## Your instructions:
Output the data word for word, dropping every image.

----- Information supplied

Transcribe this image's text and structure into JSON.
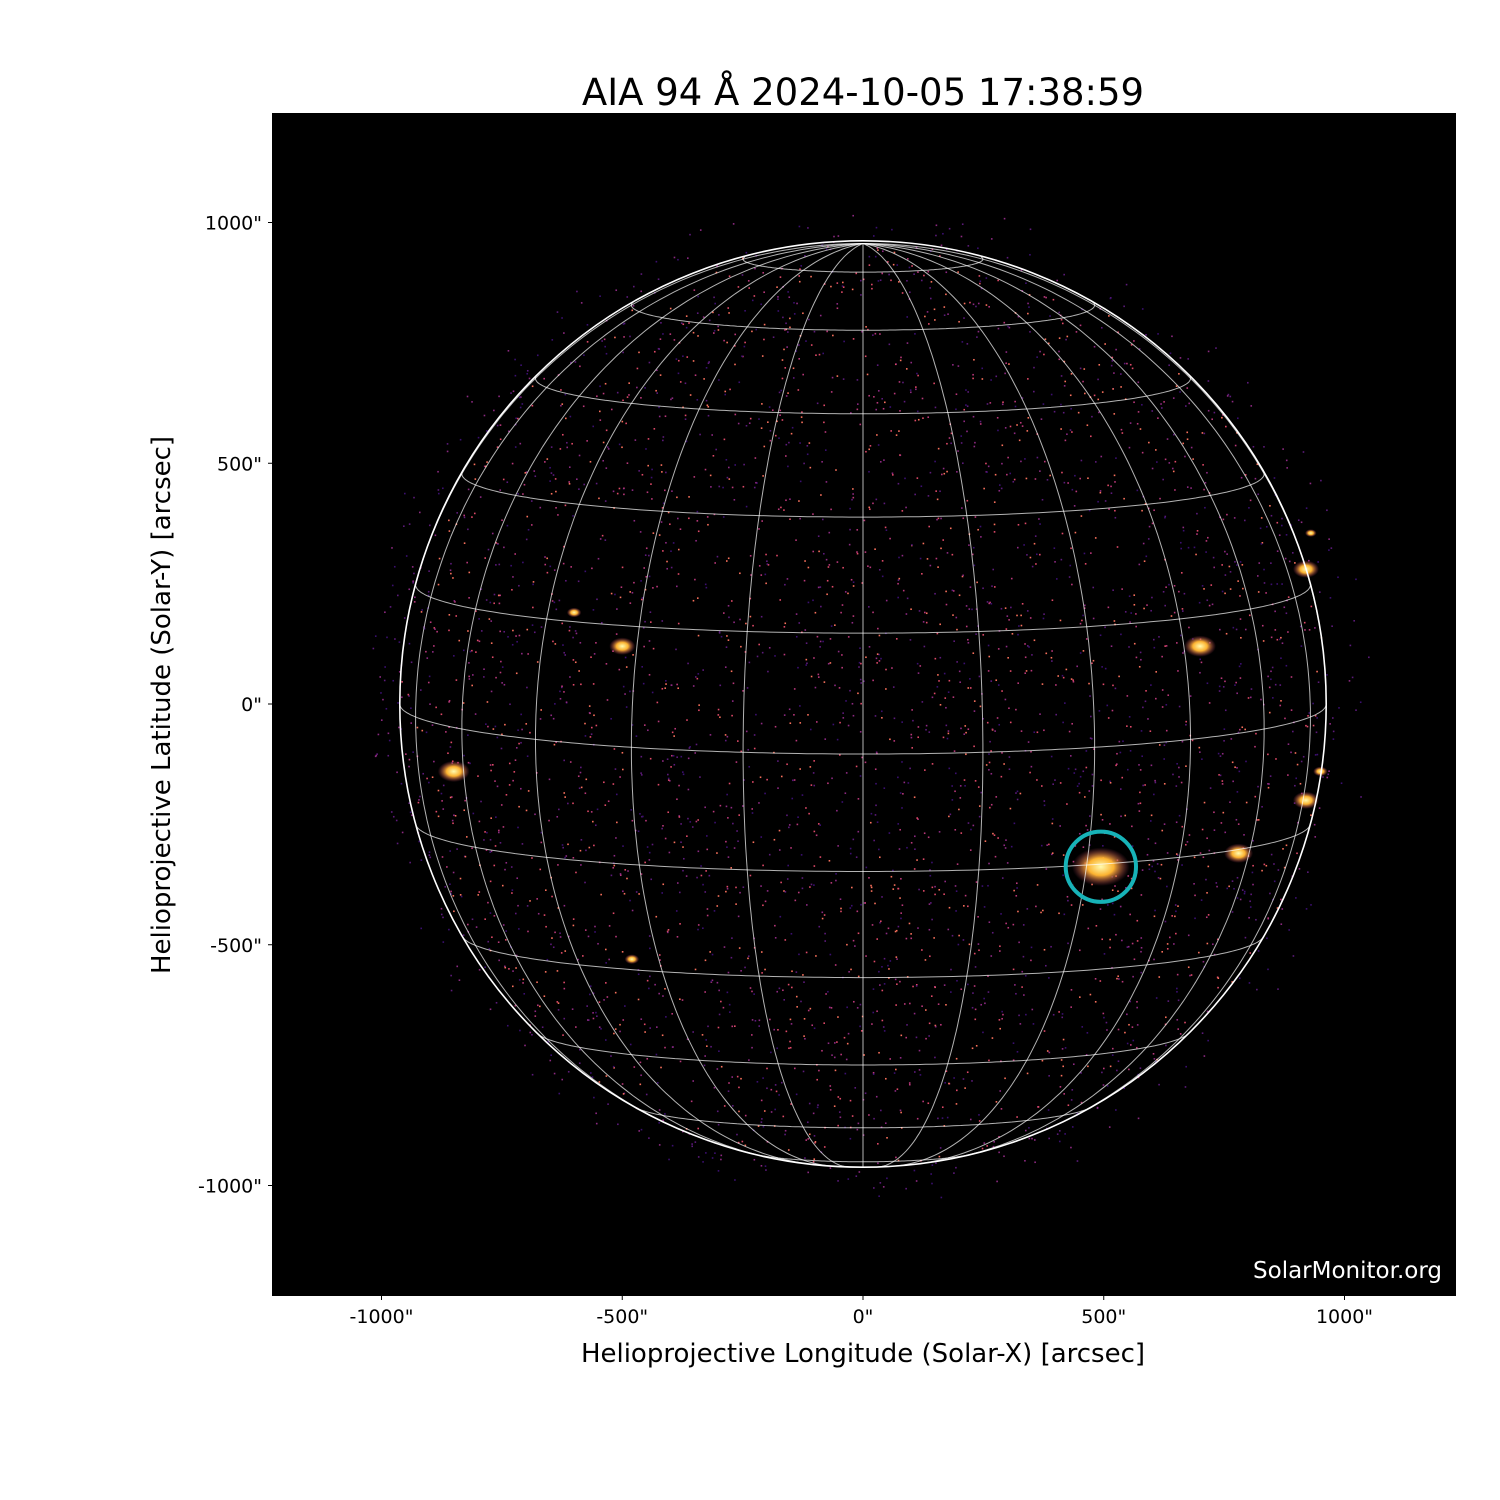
{
  "chart_data": {
    "type": "image",
    "title": "AIA 94 Å 2024-10-05 17:38:59",
    "xlabel": "Helioprojective Longitude (Solar-X) [arcsec]",
    "ylabel": "Helioprojective Latitude (Solar-Y) [arcsec]",
    "xlim": [
      -1230,
      1230
    ],
    "ylim": [
      -1230,
      1230
    ],
    "x_ticks": [
      -1000,
      -500,
      0,
      500,
      1000
    ],
    "x_tick_labels": [
      "-1000\"",
      "-500\"",
      "0\"",
      "500\"",
      "1000\""
    ],
    "y_ticks": [
      1000,
      500,
      0,
      -500,
      -1000
    ],
    "y_tick_labels": [
      "1000\"",
      "500\"",
      "0\"",
      "-500\"",
      "-1000\""
    ],
    "solar_radius_arcsec": 962,
    "heliographic_grid_spacing_deg": 15,
    "colormap": "inferno-like (black-purple-orange-yellow)",
    "highlighted_region": {
      "center": [
        494,
        -338
      ],
      "radius": 73,
      "color": "#17b3b8"
    },
    "grid_color": "#ffffff",
    "watermark": "SolarMonitor.org"
  }
}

----------

## Full answer:
Transcribe this image's text and structure into JSON.
{
  "chart_data": {
    "type": "image",
    "title": "AIA 94 Å 2024-10-05 17:38:59",
    "xlabel": "Helioprojective Longitude (Solar-X) [arcsec]",
    "ylabel": "Helioprojective Latitude (Solar-Y) [arcsec]",
    "xlim": [
      -1230,
      1230
    ],
    "ylim": [
      -1230,
      1230
    ],
    "x_ticks": [
      -1000,
      -500,
      0,
      500,
      1000
    ],
    "x_tick_labels": [
      "-1000\"",
      "-500\"",
      "0\"",
      "500\"",
      "1000\""
    ],
    "y_ticks": [
      1000,
      500,
      0,
      -500,
      -1000
    ],
    "y_tick_labels": [
      "1000\"",
      "500\"",
      "0\"",
      "-500\"",
      "-1000\""
    ],
    "solar_radius_arcsec": 962,
    "heliographic_grid_spacing_deg": 15,
    "colormap": "inferno-like (black-purple-orange-yellow)",
    "highlighted_region": {
      "center": [
        494,
        -338
      ],
      "radius": 73,
      "color": "#17b3b8"
    },
    "grid_color": "#ffffff",
    "watermark": "SolarMonitor.org"
  }
}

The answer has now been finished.